■ **Exercise brief**
All the data should come back exactly as it was given.
— Start of Given data —
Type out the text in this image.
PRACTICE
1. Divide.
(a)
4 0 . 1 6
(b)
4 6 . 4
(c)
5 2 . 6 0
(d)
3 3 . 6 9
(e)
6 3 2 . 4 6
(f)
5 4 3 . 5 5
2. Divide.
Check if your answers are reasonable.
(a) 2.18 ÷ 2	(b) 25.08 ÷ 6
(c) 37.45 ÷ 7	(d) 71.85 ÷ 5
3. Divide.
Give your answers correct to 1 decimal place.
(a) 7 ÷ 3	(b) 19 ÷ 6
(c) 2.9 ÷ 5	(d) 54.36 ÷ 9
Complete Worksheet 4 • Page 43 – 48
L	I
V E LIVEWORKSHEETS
— End of Given data —
■ **Response to the exercise**
Type out the text in this image.
PRACTICE
1. Divide.
(a)
4 0 . 1 6
(b)
4 6 . 4
(c)
5 2 . 6 0
(d)
3 3 . 6 9
(e)
6 3 2 . 4 6
(f)
5 4 3 . 5 5
2. Divide.
Check if your answers are reasonable.
(a) 2.18 ÷ 2	(b) 25.08 ÷ 6
(c) 37.45 ÷ 7	(d) 71.85 ÷ 5
3. Divide.
Give your answers correct to 1 decimal place.
(a) 7 ÷ 3	(b) 19 ÷ 6
(c) 2.9 ÷ 5	(d) 54.36 ÷ 9
Complete Worksheet 4 • Page 43 – 48
L	I
V E LIVEWORKSHEETS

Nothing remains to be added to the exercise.